Records for the exercise:
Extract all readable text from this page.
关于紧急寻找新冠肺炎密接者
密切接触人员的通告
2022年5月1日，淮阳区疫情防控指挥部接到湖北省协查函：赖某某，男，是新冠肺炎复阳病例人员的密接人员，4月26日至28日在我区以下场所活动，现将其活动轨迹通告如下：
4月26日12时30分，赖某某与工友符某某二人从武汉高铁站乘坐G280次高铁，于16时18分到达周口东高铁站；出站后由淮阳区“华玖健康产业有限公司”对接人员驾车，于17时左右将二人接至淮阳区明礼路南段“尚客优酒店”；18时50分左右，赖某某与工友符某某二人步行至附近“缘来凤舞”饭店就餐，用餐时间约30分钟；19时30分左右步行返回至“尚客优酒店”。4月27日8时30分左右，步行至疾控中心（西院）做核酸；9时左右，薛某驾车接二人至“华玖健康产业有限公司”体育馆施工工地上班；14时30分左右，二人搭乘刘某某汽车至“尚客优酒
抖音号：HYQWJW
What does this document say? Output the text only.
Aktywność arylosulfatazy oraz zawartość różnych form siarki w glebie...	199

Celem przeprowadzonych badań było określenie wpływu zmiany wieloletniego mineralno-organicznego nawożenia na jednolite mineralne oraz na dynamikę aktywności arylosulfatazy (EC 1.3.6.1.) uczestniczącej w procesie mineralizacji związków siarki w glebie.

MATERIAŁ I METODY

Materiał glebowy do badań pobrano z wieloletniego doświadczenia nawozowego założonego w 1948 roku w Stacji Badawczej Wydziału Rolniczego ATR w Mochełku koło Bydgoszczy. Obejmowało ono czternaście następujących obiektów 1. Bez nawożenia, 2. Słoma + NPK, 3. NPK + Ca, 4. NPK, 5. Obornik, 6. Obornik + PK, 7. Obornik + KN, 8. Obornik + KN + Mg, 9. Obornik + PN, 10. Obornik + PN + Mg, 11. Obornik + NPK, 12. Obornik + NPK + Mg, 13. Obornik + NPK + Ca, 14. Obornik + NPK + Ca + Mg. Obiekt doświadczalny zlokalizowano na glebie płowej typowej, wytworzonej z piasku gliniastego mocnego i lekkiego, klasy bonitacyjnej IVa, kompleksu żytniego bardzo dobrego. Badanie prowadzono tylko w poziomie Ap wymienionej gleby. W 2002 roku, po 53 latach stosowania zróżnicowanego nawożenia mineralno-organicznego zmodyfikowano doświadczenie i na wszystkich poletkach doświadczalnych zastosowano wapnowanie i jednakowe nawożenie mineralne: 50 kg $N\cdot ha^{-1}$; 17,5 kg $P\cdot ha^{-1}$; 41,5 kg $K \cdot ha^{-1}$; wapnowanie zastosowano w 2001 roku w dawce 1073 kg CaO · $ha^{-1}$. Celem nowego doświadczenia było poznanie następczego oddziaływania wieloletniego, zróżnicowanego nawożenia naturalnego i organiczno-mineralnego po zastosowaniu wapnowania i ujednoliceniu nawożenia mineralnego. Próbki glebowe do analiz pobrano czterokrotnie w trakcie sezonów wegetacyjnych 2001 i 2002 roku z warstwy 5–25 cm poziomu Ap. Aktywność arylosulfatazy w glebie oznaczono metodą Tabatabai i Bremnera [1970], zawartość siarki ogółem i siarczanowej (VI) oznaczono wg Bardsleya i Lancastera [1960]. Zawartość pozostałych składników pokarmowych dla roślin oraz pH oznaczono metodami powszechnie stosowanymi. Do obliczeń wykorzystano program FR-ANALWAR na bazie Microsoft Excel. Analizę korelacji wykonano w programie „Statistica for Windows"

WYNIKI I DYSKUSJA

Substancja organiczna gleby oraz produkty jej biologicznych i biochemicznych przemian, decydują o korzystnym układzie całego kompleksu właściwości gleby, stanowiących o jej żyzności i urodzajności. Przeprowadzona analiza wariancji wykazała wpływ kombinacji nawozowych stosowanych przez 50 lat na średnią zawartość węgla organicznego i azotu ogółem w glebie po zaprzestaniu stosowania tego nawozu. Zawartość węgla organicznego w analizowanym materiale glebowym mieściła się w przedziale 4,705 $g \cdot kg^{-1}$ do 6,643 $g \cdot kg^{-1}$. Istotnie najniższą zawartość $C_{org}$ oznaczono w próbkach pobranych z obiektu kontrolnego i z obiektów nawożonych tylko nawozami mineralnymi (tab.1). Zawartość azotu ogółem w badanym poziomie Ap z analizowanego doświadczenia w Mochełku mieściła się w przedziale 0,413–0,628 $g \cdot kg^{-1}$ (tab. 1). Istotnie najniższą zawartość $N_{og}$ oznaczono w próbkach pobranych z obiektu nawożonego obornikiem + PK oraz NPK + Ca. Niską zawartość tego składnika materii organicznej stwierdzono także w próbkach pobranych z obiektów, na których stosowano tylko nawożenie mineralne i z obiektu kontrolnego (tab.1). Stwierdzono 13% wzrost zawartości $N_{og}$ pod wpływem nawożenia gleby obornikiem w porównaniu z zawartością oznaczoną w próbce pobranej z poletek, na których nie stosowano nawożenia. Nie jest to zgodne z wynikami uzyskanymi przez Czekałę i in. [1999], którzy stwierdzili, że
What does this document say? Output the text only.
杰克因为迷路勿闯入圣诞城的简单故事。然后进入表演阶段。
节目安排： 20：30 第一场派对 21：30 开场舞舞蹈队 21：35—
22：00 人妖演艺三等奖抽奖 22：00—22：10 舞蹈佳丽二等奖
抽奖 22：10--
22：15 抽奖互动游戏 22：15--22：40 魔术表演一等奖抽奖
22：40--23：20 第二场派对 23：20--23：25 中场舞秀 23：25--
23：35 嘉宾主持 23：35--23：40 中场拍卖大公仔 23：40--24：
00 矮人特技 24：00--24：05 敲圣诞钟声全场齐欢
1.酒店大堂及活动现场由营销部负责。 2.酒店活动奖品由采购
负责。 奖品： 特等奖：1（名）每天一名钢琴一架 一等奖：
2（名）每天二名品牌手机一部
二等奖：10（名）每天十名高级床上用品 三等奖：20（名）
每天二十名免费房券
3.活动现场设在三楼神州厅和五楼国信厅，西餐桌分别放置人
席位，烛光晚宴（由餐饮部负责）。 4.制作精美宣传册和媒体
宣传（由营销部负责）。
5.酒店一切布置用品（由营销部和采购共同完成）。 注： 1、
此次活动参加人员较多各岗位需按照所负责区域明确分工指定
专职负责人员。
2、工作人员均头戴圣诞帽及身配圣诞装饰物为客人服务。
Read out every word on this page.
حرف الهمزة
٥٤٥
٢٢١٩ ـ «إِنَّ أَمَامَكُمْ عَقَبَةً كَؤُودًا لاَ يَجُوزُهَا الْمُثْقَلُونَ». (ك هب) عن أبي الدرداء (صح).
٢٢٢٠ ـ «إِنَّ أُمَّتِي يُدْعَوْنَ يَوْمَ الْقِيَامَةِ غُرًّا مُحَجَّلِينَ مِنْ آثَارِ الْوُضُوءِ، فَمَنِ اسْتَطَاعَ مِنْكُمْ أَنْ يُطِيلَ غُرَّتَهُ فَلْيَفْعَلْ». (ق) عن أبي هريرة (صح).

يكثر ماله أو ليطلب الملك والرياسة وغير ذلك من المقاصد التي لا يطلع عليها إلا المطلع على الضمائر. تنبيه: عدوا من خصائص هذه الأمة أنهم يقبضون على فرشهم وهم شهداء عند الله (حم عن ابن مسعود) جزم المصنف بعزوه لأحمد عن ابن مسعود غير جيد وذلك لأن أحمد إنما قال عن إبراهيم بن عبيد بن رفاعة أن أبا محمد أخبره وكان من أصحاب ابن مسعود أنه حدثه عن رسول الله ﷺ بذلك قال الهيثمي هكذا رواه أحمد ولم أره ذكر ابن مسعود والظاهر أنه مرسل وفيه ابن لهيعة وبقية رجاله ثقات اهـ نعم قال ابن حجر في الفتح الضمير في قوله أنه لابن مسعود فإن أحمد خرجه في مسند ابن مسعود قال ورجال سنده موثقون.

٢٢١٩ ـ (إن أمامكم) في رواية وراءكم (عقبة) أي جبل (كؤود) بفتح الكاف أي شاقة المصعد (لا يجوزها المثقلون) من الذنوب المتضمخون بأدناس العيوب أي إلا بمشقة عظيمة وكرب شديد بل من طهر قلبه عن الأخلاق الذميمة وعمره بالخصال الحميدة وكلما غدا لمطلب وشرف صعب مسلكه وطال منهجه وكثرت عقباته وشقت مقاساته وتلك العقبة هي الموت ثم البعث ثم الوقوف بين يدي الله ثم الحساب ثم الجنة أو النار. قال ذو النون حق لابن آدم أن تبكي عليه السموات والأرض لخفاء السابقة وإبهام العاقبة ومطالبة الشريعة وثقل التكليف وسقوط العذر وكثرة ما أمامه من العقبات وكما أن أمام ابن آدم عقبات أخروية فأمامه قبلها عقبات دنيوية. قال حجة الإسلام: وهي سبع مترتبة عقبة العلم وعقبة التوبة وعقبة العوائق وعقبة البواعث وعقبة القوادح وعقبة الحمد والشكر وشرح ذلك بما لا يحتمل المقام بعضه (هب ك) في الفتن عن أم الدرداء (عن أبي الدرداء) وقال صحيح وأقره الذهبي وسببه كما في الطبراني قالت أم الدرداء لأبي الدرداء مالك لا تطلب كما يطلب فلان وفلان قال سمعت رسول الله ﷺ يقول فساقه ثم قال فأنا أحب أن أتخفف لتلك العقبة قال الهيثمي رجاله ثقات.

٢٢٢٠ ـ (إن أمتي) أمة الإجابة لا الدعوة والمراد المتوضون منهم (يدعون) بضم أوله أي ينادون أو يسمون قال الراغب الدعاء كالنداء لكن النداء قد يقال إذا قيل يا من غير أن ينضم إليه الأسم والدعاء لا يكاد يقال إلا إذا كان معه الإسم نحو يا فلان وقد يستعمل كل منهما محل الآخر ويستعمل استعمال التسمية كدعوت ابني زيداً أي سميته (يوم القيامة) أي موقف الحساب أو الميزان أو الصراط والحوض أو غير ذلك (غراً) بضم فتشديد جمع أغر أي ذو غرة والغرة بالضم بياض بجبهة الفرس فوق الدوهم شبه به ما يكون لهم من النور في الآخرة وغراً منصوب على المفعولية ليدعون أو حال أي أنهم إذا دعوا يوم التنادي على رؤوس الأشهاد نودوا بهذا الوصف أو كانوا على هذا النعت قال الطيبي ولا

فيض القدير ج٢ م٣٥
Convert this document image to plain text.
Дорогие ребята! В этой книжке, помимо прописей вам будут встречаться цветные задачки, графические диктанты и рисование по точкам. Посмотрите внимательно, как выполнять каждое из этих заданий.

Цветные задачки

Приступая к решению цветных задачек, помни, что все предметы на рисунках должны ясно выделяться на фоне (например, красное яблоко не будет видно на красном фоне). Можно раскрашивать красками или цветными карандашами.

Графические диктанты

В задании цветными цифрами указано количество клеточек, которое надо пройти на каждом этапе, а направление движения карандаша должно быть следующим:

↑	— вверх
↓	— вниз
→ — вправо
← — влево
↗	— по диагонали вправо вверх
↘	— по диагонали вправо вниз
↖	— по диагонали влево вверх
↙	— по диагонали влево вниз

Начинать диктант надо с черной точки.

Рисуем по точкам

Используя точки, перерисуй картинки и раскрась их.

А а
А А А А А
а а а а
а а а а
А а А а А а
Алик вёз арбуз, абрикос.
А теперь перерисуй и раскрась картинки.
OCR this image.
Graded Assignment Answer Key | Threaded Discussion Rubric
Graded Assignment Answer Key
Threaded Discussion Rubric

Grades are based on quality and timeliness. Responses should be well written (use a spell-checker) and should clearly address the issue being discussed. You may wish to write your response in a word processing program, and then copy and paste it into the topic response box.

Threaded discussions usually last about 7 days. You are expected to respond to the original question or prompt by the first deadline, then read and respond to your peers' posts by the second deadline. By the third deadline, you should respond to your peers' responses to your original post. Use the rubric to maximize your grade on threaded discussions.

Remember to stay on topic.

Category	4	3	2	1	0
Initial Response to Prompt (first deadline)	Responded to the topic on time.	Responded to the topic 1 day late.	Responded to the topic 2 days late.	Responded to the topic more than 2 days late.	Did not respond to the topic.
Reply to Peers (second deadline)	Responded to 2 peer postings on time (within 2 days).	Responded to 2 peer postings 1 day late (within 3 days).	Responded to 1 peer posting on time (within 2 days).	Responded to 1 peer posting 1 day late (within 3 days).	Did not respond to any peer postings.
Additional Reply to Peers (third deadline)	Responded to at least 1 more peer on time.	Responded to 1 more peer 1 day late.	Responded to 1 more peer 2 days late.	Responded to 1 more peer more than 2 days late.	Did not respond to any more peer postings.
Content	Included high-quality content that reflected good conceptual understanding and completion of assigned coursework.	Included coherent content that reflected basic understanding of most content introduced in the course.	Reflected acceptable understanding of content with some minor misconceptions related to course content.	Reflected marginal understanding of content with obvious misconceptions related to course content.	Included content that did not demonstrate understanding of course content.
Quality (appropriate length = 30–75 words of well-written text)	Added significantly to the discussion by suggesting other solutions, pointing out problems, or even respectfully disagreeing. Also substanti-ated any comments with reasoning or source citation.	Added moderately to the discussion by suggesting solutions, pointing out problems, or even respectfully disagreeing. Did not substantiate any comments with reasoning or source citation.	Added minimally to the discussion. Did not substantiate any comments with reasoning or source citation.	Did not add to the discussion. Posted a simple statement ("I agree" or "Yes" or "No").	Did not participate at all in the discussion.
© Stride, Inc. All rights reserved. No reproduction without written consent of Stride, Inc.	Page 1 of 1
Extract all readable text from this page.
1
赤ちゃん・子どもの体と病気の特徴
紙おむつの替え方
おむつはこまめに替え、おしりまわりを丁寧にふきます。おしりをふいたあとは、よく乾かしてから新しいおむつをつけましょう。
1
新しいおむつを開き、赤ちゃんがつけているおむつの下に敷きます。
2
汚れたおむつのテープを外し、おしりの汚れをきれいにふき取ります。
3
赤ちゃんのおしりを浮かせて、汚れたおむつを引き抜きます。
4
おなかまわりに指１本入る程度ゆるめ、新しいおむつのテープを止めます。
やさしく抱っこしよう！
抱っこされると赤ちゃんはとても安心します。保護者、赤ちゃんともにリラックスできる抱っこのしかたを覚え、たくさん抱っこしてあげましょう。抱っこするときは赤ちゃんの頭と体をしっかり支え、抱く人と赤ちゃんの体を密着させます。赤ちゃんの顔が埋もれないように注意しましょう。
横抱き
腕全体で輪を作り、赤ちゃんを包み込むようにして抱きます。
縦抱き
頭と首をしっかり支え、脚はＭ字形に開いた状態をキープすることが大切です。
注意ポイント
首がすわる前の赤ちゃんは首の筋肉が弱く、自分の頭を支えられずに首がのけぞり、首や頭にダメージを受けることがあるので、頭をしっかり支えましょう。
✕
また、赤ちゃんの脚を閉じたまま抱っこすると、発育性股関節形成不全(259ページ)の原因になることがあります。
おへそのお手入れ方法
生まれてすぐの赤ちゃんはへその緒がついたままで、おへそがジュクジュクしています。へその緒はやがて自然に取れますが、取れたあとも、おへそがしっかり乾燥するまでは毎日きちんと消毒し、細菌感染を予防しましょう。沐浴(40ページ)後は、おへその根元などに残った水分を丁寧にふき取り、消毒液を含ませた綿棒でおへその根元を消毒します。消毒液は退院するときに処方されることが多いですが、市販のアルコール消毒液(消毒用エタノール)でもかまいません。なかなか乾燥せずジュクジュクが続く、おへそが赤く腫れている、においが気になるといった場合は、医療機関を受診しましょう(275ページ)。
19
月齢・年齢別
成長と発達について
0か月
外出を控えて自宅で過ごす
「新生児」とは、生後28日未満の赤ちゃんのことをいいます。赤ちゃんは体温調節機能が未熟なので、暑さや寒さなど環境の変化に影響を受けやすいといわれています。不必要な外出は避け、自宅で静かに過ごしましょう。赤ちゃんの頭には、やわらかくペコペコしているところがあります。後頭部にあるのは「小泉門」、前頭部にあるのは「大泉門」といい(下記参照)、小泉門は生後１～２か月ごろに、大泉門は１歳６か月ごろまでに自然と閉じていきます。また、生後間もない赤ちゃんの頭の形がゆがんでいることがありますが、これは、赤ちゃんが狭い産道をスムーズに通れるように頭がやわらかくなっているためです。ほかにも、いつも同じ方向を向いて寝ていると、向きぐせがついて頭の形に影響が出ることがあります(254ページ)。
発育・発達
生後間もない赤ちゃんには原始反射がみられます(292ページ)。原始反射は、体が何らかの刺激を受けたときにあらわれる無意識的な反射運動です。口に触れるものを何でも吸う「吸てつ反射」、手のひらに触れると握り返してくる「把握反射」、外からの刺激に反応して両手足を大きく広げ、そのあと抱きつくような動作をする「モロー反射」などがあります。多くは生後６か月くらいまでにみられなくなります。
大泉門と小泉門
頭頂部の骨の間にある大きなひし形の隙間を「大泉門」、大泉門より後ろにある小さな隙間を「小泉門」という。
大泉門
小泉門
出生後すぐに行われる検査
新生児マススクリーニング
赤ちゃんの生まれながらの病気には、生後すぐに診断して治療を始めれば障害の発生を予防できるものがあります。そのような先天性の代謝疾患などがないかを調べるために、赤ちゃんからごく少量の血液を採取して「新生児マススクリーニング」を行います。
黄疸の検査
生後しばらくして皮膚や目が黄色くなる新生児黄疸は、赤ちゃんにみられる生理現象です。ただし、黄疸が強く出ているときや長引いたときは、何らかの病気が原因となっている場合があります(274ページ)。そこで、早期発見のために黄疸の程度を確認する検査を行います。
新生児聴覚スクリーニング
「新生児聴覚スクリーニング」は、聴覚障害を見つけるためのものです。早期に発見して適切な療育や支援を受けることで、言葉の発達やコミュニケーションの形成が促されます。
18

Task requirements: What is the number of lines that contain "задачки"? Reply with that number alone.

Full output: 2